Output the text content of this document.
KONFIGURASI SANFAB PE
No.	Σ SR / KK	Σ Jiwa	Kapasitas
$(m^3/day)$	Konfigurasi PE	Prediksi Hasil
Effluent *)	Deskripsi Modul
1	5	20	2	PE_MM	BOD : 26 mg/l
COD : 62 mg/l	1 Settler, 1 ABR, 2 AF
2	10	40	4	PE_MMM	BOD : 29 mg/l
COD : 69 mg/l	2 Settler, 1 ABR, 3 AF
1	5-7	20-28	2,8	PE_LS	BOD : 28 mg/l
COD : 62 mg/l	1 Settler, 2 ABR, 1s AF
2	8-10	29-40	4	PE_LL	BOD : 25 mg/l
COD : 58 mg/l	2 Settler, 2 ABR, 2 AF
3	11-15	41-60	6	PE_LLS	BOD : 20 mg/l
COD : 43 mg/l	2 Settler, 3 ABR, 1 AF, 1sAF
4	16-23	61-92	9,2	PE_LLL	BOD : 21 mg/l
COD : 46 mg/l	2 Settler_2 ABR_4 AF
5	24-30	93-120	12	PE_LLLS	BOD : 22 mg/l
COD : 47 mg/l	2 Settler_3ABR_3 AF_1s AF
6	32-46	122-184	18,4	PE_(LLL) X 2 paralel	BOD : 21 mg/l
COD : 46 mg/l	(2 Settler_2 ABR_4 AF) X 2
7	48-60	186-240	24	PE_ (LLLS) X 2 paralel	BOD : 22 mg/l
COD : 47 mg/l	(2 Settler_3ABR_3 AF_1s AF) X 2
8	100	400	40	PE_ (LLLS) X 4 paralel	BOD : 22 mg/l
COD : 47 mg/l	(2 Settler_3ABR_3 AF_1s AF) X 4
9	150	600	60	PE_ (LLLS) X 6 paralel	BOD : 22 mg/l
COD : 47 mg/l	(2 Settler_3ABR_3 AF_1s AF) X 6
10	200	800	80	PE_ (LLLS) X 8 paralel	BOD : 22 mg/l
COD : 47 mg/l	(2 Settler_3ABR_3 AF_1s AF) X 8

• Task brief: In the records above, find each line with the word "paralel" and copy it.

• Output of the task:
6	32-46	122-184	18,4	PE_(LLL) X 2 paralel	BOD : 21 mg/l
7	48-60	186-240	24	PE_ (LLLS) X 2 paralel	BOD : 22 mg/l
8	100	400	40	PE_ (LLLS) X 4 paralel	BOD : 22 mg/l
9	150	600	60	PE_ (LLLS) X 6 paralel	BOD : 22 mg/l
10	200	800	80	PE_ (LLLS) X 8 paralel	BOD : 22 mg/l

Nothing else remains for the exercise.